***** Material provided *****

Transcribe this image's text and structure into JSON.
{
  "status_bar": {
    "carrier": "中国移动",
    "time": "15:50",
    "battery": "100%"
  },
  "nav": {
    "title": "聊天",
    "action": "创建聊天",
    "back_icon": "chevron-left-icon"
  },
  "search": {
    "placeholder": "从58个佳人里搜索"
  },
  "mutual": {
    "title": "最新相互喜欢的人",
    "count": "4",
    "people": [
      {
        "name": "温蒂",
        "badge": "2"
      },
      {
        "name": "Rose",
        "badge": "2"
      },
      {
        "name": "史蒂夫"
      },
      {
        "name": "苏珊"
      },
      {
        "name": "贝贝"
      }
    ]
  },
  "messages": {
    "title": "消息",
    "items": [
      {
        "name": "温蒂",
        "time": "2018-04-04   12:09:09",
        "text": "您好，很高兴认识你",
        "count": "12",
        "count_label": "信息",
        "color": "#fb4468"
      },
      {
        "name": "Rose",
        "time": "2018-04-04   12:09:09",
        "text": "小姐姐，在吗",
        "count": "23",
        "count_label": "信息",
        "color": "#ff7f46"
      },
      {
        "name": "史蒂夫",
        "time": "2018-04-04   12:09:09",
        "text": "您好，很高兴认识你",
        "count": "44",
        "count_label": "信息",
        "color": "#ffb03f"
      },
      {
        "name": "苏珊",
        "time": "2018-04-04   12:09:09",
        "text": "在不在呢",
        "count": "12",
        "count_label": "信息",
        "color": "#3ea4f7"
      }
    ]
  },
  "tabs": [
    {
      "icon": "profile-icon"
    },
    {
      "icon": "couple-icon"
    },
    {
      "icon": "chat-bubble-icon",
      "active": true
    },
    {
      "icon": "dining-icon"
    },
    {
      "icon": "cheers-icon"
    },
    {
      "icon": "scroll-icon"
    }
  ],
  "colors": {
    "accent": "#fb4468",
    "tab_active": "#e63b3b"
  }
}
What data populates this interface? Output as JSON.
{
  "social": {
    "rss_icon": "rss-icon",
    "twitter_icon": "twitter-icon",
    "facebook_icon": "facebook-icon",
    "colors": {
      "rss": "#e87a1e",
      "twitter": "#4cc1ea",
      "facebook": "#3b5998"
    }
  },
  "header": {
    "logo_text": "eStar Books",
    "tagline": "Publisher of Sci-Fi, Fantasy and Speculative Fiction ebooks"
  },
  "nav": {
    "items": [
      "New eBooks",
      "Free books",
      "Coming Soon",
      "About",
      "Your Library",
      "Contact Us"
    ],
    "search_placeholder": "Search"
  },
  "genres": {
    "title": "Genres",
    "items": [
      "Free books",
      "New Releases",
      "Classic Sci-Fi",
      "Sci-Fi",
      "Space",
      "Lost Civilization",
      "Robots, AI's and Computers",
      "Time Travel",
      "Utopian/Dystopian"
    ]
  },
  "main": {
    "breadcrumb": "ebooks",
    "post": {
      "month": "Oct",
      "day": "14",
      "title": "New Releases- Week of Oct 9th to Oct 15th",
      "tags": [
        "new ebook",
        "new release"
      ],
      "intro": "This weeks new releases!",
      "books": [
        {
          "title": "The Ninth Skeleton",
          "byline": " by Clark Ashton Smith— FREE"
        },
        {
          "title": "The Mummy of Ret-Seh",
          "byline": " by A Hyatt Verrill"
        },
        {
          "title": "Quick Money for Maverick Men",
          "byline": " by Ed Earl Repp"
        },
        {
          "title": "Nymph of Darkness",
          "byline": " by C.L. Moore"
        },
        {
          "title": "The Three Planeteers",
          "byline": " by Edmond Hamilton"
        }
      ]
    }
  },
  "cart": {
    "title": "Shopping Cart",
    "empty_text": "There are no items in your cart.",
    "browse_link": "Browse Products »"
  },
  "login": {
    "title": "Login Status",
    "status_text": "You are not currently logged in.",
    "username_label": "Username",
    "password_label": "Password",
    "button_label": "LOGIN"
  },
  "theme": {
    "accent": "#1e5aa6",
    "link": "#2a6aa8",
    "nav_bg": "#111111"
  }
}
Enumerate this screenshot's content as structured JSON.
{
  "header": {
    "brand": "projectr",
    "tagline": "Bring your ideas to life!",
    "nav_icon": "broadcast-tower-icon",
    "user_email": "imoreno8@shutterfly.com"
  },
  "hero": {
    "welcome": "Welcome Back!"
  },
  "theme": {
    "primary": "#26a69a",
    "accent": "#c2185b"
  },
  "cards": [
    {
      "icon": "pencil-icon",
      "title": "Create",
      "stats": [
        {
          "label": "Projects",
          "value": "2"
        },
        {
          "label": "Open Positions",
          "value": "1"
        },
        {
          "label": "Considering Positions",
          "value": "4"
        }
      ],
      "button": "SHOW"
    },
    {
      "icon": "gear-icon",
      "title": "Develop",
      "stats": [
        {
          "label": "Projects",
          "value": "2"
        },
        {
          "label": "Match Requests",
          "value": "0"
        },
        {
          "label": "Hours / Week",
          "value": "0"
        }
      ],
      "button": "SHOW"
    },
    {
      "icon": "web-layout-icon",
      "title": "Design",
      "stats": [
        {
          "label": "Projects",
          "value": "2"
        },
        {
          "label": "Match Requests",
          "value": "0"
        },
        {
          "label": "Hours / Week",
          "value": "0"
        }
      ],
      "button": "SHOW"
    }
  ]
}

*****

## What you should do
Repeat each record in full; every line must match exactly.

## Result
Transcribe this image's text and structure into JSON.
{
  "status_bar": {
    "carrier": "中国移动",
    "time": "15:50",
    "battery": "100%"
  },
  "nav": {
    "title": "聊天",
    "action": "创建聊天",
    "back_icon": "chevron-left-icon"
  },
  "search": {
    "placeholder": "从58个佳人里搜索"
  },
  "mutual": {
    "title": "最新相互喜欢的人",
    "count": "4",
    "people": [
      {
        "name": "温蒂",
        "badge": "2"
      },
      {
        "name": "Rose",
        "badge": "2"
      },
      {
        "name": "史蒂夫"
      },
      {
        "name": "苏珊"
      },
      {
        "name": "贝贝"
      }
    ]
  },
  "messages": {
    "title": "消息",
    "items": [
      {
        "name": "温蒂",
        "time": "2018-04-04   12:09:09",
        "text": "您好，很高兴认识你",
        "count": "12",
        "count_label": "信息",
        "color": "#fb4468"
      },
      {
        "name": "Rose",
        "time": "2018-04-04   12:09:09",
        "text": "小姐姐，在吗",
        "count": "23",
        "count_label": "信息",
        "color": "#ff7f46"
      },
      {
        "name": "史蒂夫",
        "time": "2018-04-04   12:09:09",
        "text": "您好，很高兴认识你",
        "count": "44",
        "count_label": "信息",
        "color": "#ffb03f"
      },
      {
        "name": "苏珊",
        "time": "2018-04-04   12:09:09",
        "text": "在不在呢",
        "count": "12",
        "count_label": "信息",
        "color": "#3ea4f7"
      }
    ]
  },
  "tabs": [
    {
      "icon": "profile-icon"
    },
    {
      "icon": "couple-icon"
    },
    {
      "icon": "chat-bubble-icon",
      "active": true
    },
    {
      "icon": "dining-icon"
    },
    {
      "icon": "cheers-icon"
    },
    {
      "icon": "scroll-icon"
    }
  ],
  "colors": {
    "accent": "#fb4468",
    "tab_active": "#e63b3b"
  }
}
What data populates this interface? Output as JSON.
{
  "social": {
    "rss_icon": "rss-icon",
    "twitter_icon": "twitter-icon",
    "facebook_icon": "facebook-icon",
    "colors": {
      "rss": "#e87a1e",
      "twitter": "#4cc1ea",
      "facebook": "#3b5998"
    }
  },
  "header": {
    "logo_text": "eStar Books",
    "tagline": "Publisher of Sci-Fi, Fantasy and Speculative Fiction ebooks"
  },
  "nav": {
    "items": [
      "New eBooks",
      "Free books",
      "Coming Soon",
      "About",
      "Your Library",
      "Contact Us"
    ],
    "search_placeholder": "Search"
  },
  "genres": {
    "title": "Genres",
    "items": [
      "Free books",
      "New Releases",
      "Classic Sci-Fi",
      "Sci-Fi",
      "Space",
      "Lost Civilization",
      "Robots, AI's and Computers",
      "Time Travel",
      "Utopian/Dystopian"
    ]
  },
  "main": {
    "breadcrumb": "ebooks",
    "post": {
      "month": "Oct",
      "day": "14",
      "title": "New Releases- Week of Oct 9th to Oct 15th",
      "tags": [
        "new ebook",
        "new release"
      ],
      "intro": "This weeks new releases!",
      "books": [
        {
          "title": "The Ninth Skeleton",
          "byline": " by Clark Ashton Smith— FREE"
        },
        {
          "title": "The Mummy of Ret-Seh",
          "byline": " by A Hyatt Verrill"
        },
        {
          "title": "Quick Money for Maverick Men",
          "byline": " by Ed Earl Repp"
        },
        {
          "title": "Nymph of Darkness",
          "byline": " by C.L. Moore"
        },
        {
          "title": "The Three Planeteers",
          "byline": " by Edmond Hamilton"
        }
      ]
    }
  },
  "cart": {
    "title": "Shopping Cart",
    "empty_text": "There are no items in your cart.",
    "browse_link": "Browse Products »"
  },
  "login": {
    "title": "Login Status",
    "status_text": "You are not currently logged in.",
    "username_label": "Username",
    "password_label": "Password",
    "button_label": "LOGIN"
  },
  "theme": {
    "accent": "#1e5aa6",
    "link": "#2a6aa8",
    "nav_bg": "#111111"
  }
}
Enumerate this screenshot's content as structured JSON.
{
  "header": {
    "brand": "projectr",
    "tagline": "Bring your ideas to life!",
    "nav_icon": "broadcast-tower-icon",
    "user_email": "imoreno8@shutterfly.com"
  },
  "hero": {
    "welcome": "Welcome Back!"
  },
  "theme": {
    "primary": "#26a69a",
    "accent": "#c2185b"
  },
  "cards": [
    {
      "icon": "pencil-icon",
      "title": "Create",
      "stats": [
        {
          "label": "Projects",
          "value": "2"
        },
        {
          "label": "Open Positions",
          "value": "1"
        },
        {
          "label": "Considering Positions",
          "value": "4"
        }
      ],
      "button": "SHOW"
    },
    {
      "icon": "gear-icon",
      "title": "Develop",
      "stats": [
        {
          "label": "Projects",
          "value": "2"
        },
        {
          "label": "Match Requests",
          "value": "0"
        },
        {
          "label": "Hours / Week",
          "value": "0"
        }
      ],
      "button": "SHOW"
    },
    {
      "icon": "web-layout-icon",
      "title": "Design",
      "stats": [
        {
          "label": "Projects",
          "value": "2"
        },
        {
          "label": "Match Requests",
          "value": "0"
        },
        {
          "label": "Hours / Week",
          "value": "0"
        }
      ],
      "button": "SHOW"
    }
  ]
}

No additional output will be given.